» What the task asks
Give back every line exactly as it appears, pictures excluded.
begin Dataset content
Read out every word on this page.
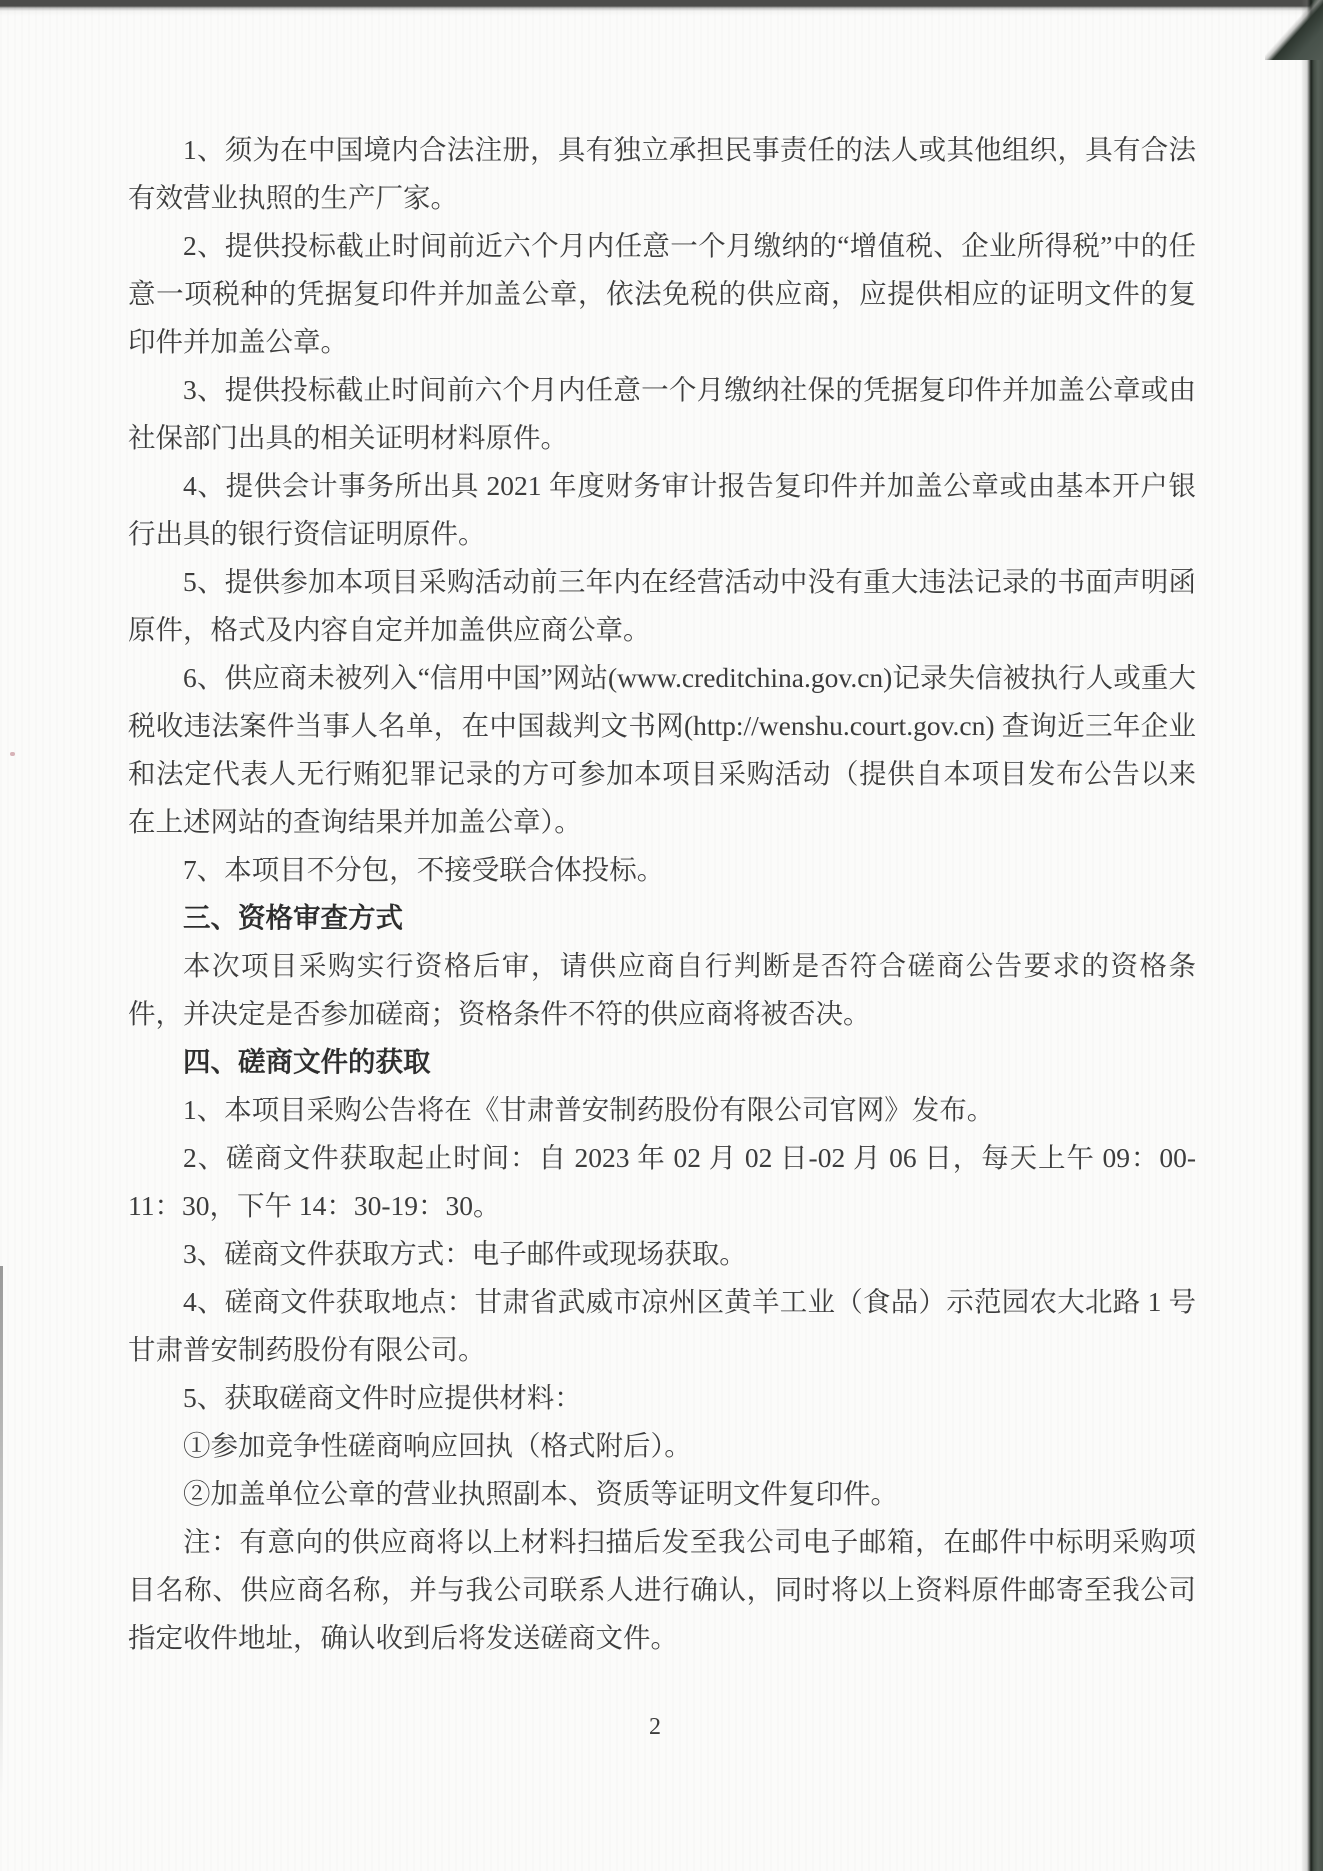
1、须为在中国境内合法注册，具有独立承担民事责任的法人或其他组织，具有合法有效营业执照的生产厂家。

2、提供投标截止时间前近六个月内任意一个月缴纳的“增值税、企业所得税”中的任意一项税种的凭据复印件并加盖公章，依法免税的供应商，应提供相应的证明文件的复印件并加盖公章。

3、提供投标截止时间前六个月内任意一个月缴纳社保的凭据复印件并加盖公章或由社保部门出具的相关证明材料原件。

4、提供会计事务所出具 2021 年度财务审计报告复印件并加盖公章或由基本开户银行出具的银行资信证明原件。

5、提供参加本项目采购活动前三年内在经营活动中没有重大违法记录的书面声明函原件，格式及内容自定并加盖供应商公章。

6、供应商未被列入“信用中国”网站(www.creditchina.gov.cn)记录失信被执行人或重大税收违法案件当事人名单，在中国裁判文书网(http://wenshu.court.gov.cn) 查询近三年企业和法定代表人无行贿犯罪记录的方可参加本项目采购活动（提供自本项目发布公告以来在上述网站的查询结果并加盖公章）。

7、本项目不分包，不接受联合体投标。

三、资格审查方式

本次项目采购实行资格后审，请供应商自行判断是否符合磋商公告要求的资格条件，并决定是否参加磋商；资格条件不符的供应商将被否决。

四、磋商文件的获取

1、本项目采购公告将在《甘肃普安制药股份有限公司官网》发布。

2、磋商文件获取起止时间：自 2023 年 02 月 02 日-02 月 06 日，每天上午 09：00-11：30，下午 14：30-19：30。

3、磋商文件获取方式：电子邮件或现场获取。

4、磋商文件获取地点：甘肃省武威市凉州区黄羊工业（食品）示范园农大北路 1 号甘肃普安制药股份有限公司。

5、获取磋商文件时应提供材料：

①参加竞争性磋商响应回执（格式附后）。

②加盖单位公章的营业执照副本、资质等证明文件复印件。

注：有意向的供应商将以上材料扫描后发至我公司电子邮箱，在邮件中标明采购项目名称、供应商名称，并与我公司联系人进行确认，同时将以上资料原件邮寄至我公司指定收件地址，确认收到后将发送磋商文件。

2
end Dataset content
» Exercise solution
Read out every word on this page.
1、须为在中国境内合法注册，具有独立承担民事责任的法人或其他组织，具有合法有效营业执照的生产厂家。

2、提供投标截止时间前近六个月内任意一个月缴纳的“增值税、企业所得税”中的任意一项税种的凭据复印件并加盖公章，依法免税的供应商，应提供相应的证明文件的复印件并加盖公章。

3、提供投标截止时间前六个月内任意一个月缴纳社保的凭据复印件并加盖公章或由社保部门出具的相关证明材料原件。

4、提供会计事务所出具 2021 年度财务审计报告复印件并加盖公章或由基本开户银行出具的银行资信证明原件。

5、提供参加本项目采购活动前三年内在经营活动中没有重大违法记录的书面声明函原件，格式及内容自定并加盖供应商公章。

6、供应商未被列入“信用中国”网站(www.creditchina.gov.cn)记录失信被执行人或重大税收违法案件当事人名单，在中国裁判文书网(http://wenshu.court.gov.cn) 查询近三年企业和法定代表人无行贿犯罪记录的方可参加本项目采购活动（提供自本项目发布公告以来在上述网站的查询结果并加盖公章）。

7、本项目不分包，不接受联合体投标。

三、资格审查方式

本次项目采购实行资格后审，请供应商自行判断是否符合磋商公告要求的资格条件，并决定是否参加磋商；资格条件不符的供应商将被否决。

四、磋商文件的获取

1、本项目采购公告将在《甘肃普安制药股份有限公司官网》发布。

2、磋商文件获取起止时间：自 2023 年 02 月 02 日-02 月 06 日，每天上午 09：00-11：30，下午 14：30-19：30。

3、磋商文件获取方式：电子邮件或现场获取。

4、磋商文件获取地点：甘肃省武威市凉州区黄羊工业（食品）示范园农大北路 1 号甘肃普安制药股份有限公司。

5、获取磋商文件时应提供材料：

①参加竞争性磋商响应回执（格式附后）。

②加盖单位公章的营业执照副本、资质等证明文件复印件。

注：有意向的供应商将以上材料扫描后发至我公司电子邮箱，在邮件中标明采购项目名称、供应商名称，并与我公司联系人进行确认，同时将以上资料原件邮寄至我公司指定收件地址，确认收到后将发送磋商文件。

2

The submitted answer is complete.